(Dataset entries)
::::
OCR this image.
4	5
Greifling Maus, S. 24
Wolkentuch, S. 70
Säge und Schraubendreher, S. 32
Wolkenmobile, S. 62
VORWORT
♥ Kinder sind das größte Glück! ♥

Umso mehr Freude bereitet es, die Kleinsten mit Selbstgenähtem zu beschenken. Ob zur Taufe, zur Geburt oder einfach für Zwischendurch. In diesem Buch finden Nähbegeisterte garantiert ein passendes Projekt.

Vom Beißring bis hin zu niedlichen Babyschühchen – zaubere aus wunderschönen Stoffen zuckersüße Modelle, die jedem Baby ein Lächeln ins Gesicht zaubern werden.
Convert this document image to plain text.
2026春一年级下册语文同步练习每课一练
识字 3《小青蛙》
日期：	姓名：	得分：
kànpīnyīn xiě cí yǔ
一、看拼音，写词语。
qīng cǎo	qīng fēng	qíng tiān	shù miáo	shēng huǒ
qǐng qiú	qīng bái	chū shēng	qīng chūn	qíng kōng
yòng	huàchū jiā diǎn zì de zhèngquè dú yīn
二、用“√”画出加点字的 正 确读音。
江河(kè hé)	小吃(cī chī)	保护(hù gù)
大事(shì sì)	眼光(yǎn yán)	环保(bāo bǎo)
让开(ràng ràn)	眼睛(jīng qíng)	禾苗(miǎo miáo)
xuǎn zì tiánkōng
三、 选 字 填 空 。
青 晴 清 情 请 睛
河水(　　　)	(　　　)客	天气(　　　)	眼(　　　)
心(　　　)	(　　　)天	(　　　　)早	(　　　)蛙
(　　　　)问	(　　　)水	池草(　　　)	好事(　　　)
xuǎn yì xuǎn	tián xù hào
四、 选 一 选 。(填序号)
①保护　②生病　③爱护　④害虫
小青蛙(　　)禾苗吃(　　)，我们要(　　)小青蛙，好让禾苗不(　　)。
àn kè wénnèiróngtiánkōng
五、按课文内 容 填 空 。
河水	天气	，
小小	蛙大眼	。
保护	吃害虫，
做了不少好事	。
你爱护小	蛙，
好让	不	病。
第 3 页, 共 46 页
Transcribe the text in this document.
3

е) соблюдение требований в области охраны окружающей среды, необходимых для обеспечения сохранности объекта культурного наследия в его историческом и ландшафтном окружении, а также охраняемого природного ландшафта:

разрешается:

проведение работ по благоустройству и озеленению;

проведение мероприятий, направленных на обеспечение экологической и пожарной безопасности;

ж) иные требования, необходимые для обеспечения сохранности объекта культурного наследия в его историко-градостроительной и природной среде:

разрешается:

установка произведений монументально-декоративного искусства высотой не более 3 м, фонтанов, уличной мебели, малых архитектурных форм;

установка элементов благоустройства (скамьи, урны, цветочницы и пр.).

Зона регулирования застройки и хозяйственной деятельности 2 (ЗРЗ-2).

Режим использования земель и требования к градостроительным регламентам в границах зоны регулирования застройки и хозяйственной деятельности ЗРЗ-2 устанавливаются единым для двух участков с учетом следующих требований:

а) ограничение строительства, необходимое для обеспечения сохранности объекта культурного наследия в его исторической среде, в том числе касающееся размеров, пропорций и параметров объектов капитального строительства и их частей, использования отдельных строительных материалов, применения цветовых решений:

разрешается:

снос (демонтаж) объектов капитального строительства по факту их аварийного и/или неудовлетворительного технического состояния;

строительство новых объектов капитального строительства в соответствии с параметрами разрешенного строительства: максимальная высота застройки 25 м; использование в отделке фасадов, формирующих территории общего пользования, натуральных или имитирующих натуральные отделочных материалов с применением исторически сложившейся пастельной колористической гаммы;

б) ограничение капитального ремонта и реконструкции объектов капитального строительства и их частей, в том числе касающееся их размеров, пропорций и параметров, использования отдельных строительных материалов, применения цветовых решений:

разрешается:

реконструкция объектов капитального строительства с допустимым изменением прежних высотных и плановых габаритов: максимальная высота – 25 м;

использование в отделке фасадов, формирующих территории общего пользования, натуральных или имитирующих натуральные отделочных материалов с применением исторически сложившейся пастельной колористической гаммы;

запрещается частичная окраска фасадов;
::::
◆ **GOAL OF THE EXERCISE**
State the number of lines above that hold the string "требования", with nothing added.

◆ **RESULT OF THIS TASK**
2